[Stored data entries]
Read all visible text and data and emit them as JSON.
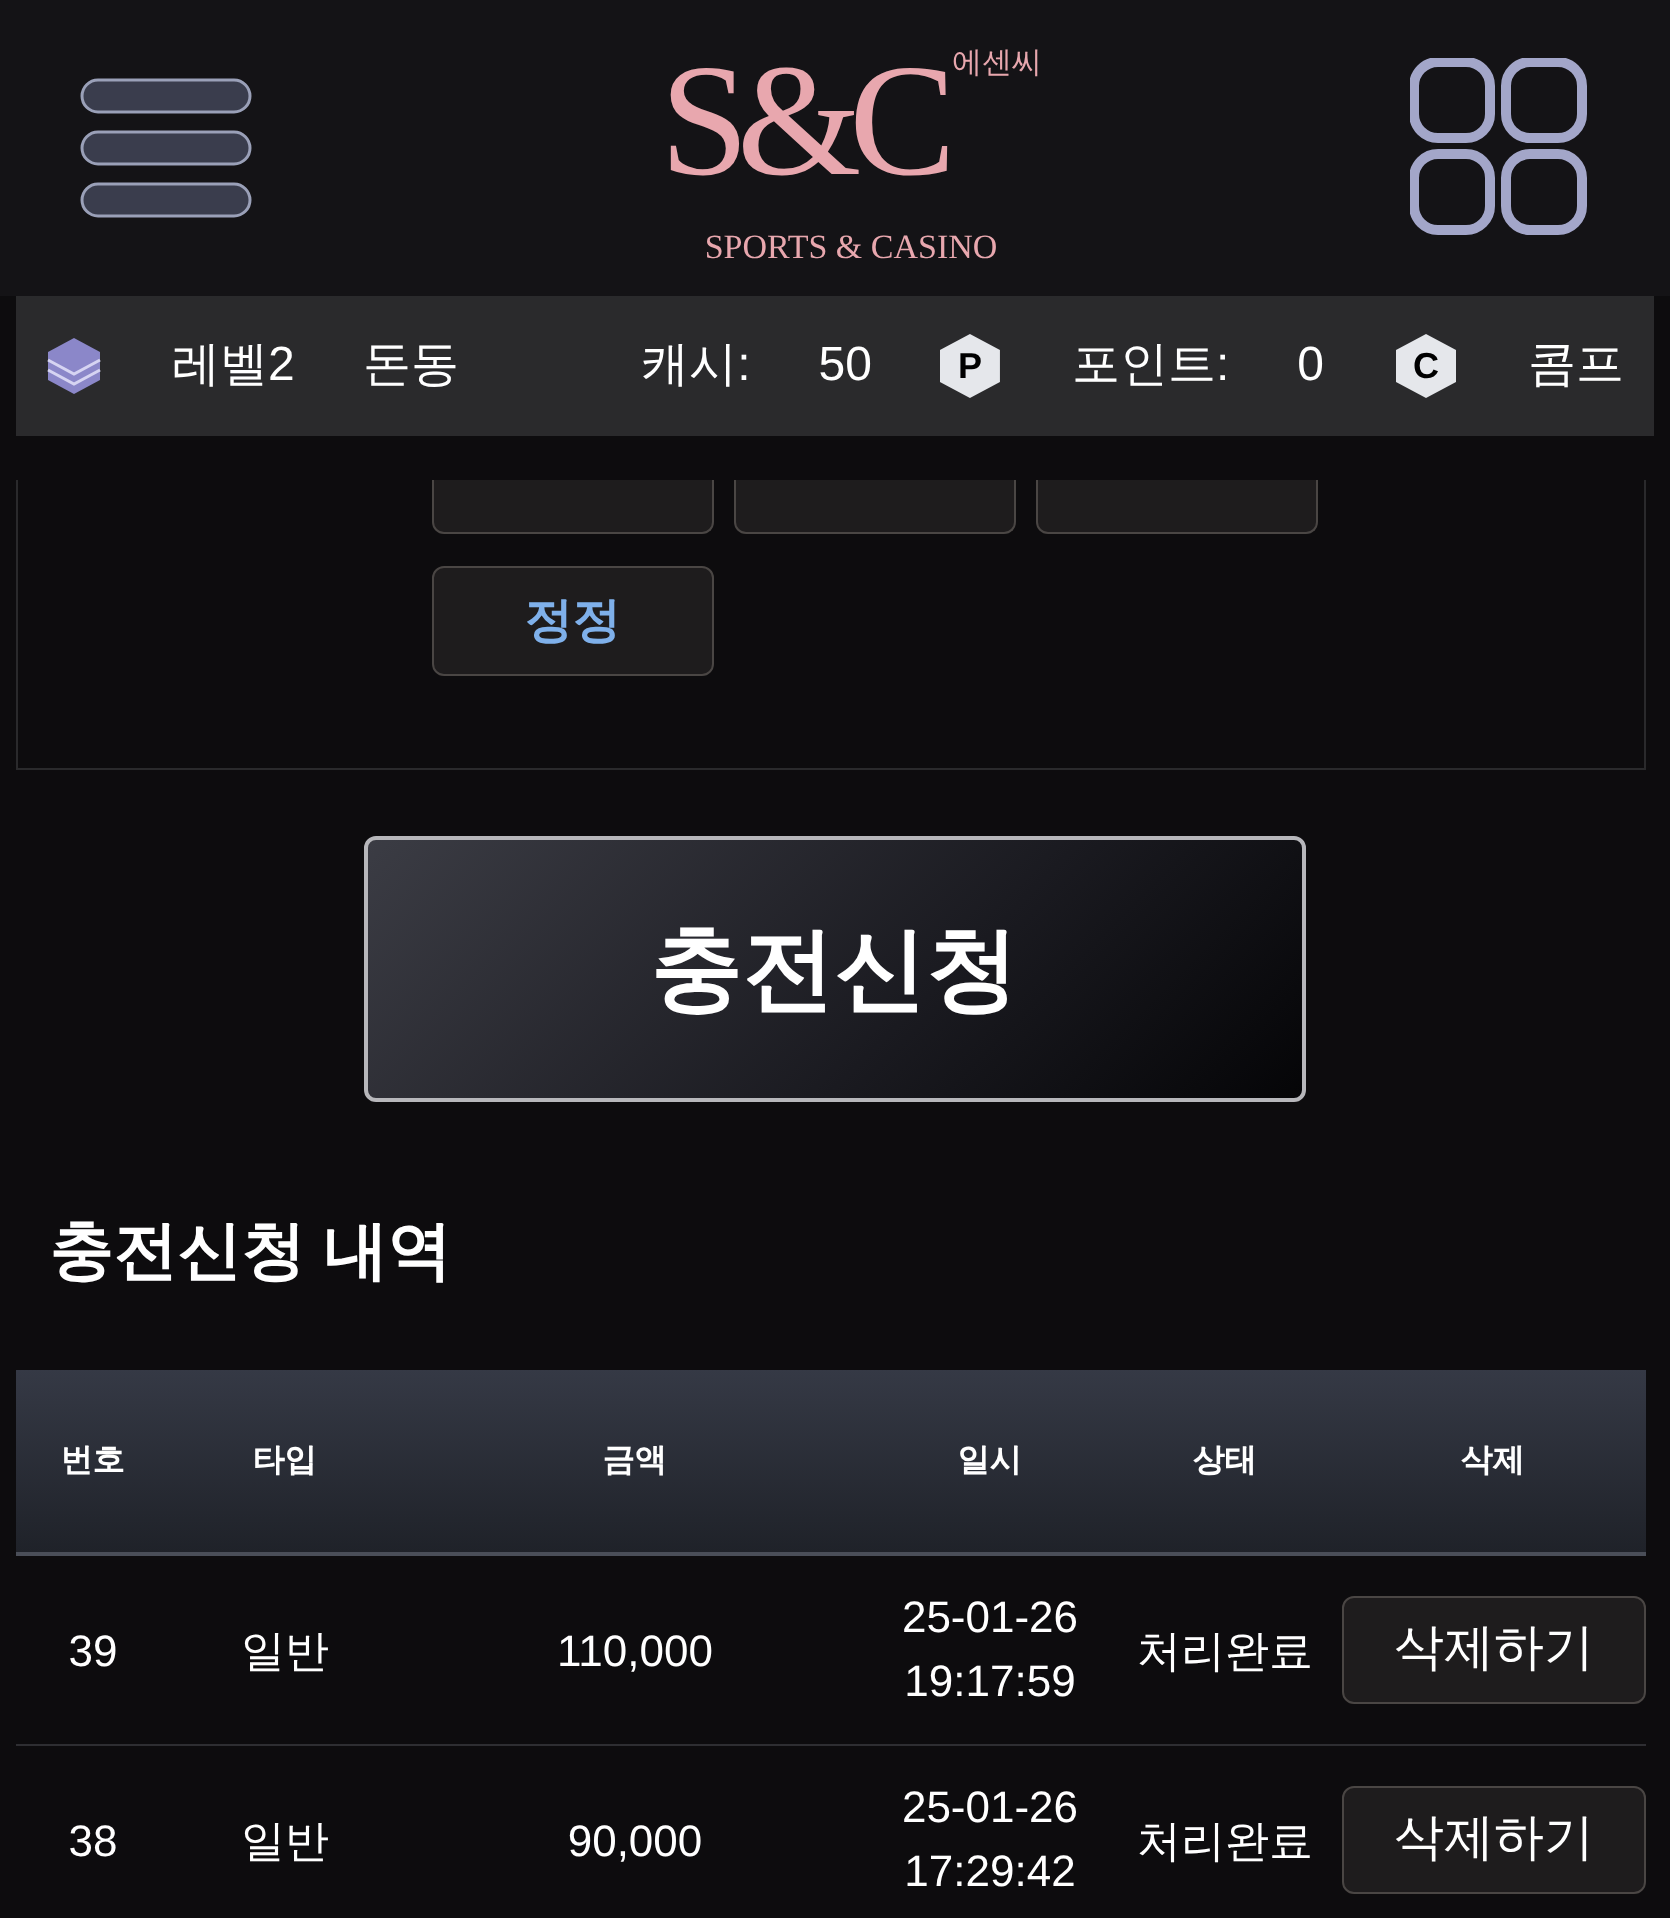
{
  "logo": {
    "monogram": "S&C",
    "korean": "에센씨",
    "tagline": "SPORTS & CASINO"
  },
  "status_bar": {
    "level": "레벨2",
    "nickname": "돈동",
    "cash_label": "캐시:",
    "cash": "50",
    "point_badge": "P",
    "point_label": "포인트:",
    "point": "0",
    "comp_badge": "C",
    "comp_label": "콤프"
  },
  "amount_buttons": [
    {
      "kind": "covered"
    },
    {
      "kind": "covered"
    },
    {
      "kind": "covered"
    },
    {
      "kind": "reset",
      "label": "정정"
    }
  ],
  "submit_button": "충전신청",
  "history": {
    "title": "충전신청 내역",
    "columns": [
      "번호",
      "타입",
      "금액",
      "일시",
      "상태",
      "삭제"
    ],
    "rows": [
      {
        "no": "39",
        "type": "일반",
        "amount": "110,000",
        "date": "25-01-26",
        "time": "19:17:59",
        "status": "처리완료",
        "action": "삭제하기"
      },
      {
        "no": "38",
        "type": "일반",
        "amount": "90,000",
        "date": "25-01-26",
        "time": "17:29:42",
        "status": "처리완료",
        "action": "삭제하기"
      }
    ]
  }
}
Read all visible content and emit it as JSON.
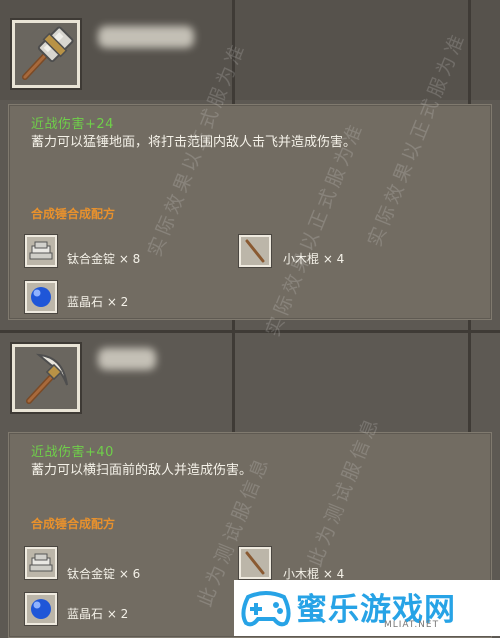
{
  "items": [
    {
      "stat": "近战伤害+24",
      "description": "蓄力可以猛锤地面，将打击范围内敌人击飞并造成伤害。",
      "recipe_title": "合成锤合成配方",
      "materials": [
        {
          "icon": "titanium-ingot-icon",
          "label": "钛合金锭 × 8"
        },
        {
          "icon": "wooden-stick-icon",
          "label": "小木棍 × 4"
        },
        {
          "icon": "sapphire-icon",
          "label": "蓝晶石 × 2"
        }
      ]
    },
    {
      "stat": "近战伤害+40",
      "description": "蓄力可以横扫面前的敌人并造成伤害。",
      "recipe_title": "合成锤合成配方",
      "materials": [
        {
          "icon": "titanium-ingot-icon",
          "label": "钛合金锭 × 6"
        },
        {
          "icon": "wooden-stick-icon",
          "label": "小木棍 × 4"
        },
        {
          "icon": "sapphire-icon",
          "label": "蓝晶石 × 2"
        }
      ]
    }
  ],
  "watermark": "实际效果以正式服为准",
  "watermark_2": "此为测试服信息",
  "logo": {
    "text": "蜜乐游戏网",
    "url": "MLIAT.NET"
  },
  "colors": {
    "stat": "#6fcf4a",
    "recipe": "#e8912d",
    "text": "#f4f1e8",
    "card": "#726c62",
    "logo": "#27a3e6"
  }
}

Work instructions => Every record above must be given again exactly; drop the pictures.

Full answer =>
Read all visible text and data and emit them as JSON.
{
  "logo": {
    "monogram": "S&C",
    "korean": "에센씨",
    "tagline": "SPORTS & CASINO"
  },
  "status_bar": {
    "level": "레벨2",
    "nickname": "돈동",
    "cash_label": "캐시:",
    "cash": "50",
    "point_badge": "P",
    "point_label": "포인트:",
    "point": "0",
    "comp_badge": "C",
    "comp_label": "콤프"
  },
  "amount_buttons": [
    {
      "kind": "covered"
    },
    {
      "kind": "covered"
    },
    {
      "kind": "covered"
    },
    {
      "kind": "reset",
      "label": "정정"
    }
  ],
  "submit_button": "충전신청",
  "history": {
    "title": "충전신청 내역",
    "columns": [
      "번호",
      "타입",
      "금액",
      "일시",
      "상태",
      "삭제"
    ],
    "rows": [
      {
        "no": "39",
        "type": "일반",
        "amount": "110,000",
        "date": "25-01-26",
        "time": "19:17:59",
        "status": "처리완료",
        "action": "삭제하기"
      },
      {
        "no": "38",
        "type": "일반",
        "amount": "90,000",
        "date": "25-01-26",
        "time": "17:29:42",
        "status": "처리완료",
        "action": "삭제하기"
      }
    ]
  }
}
Read all visible content and emit it as JSON.
{
  "items": [
    {
      "stat": "近战伤害+24",
      "description": "蓄力可以猛锤地面，将打击范围内敌人击飞并造成伤害。",
      "recipe_title": "合成锤合成配方",
      "materials": [
        {
          "icon": "titanium-ingot-icon",
          "label": "钛合金锭 × 8"
        },
        {
          "icon": "wooden-stick-icon",
          "label": "小木棍 × 4"
        },
        {
          "icon": "sapphire-icon",
          "label": "蓝晶石 × 2"
        }
      ]
    },
    {
      "stat": "近战伤害+40",
      "description": "蓄力可以横扫面前的敌人并造成伤害。",
      "recipe_title": "合成锤合成配方",
      "materials": [
        {
          "icon": "titanium-ingot-icon",
          "label": "钛合金锭 × 6"
        },
        {
          "icon": "wooden-stick-icon",
          "label": "小木棍 × 4"
        },
        {
          "icon": "sapphire-icon",
          "label": "蓝晶石 × 2"
        }
      ]
    }
  ],
  "watermark": "实际效果以正式服为准",
  "watermark_2": "此为测试服信息",
  "logo": {
    "text": "蜜乐游戏网",
    "url": "MLIAT.NET"
  },
  "colors": {
    "stat": "#6fcf4a",
    "recipe": "#e8912d",
    "text": "#f4f1e8",
    "card": "#726c62",
    "logo": "#27a3e6"
  }
}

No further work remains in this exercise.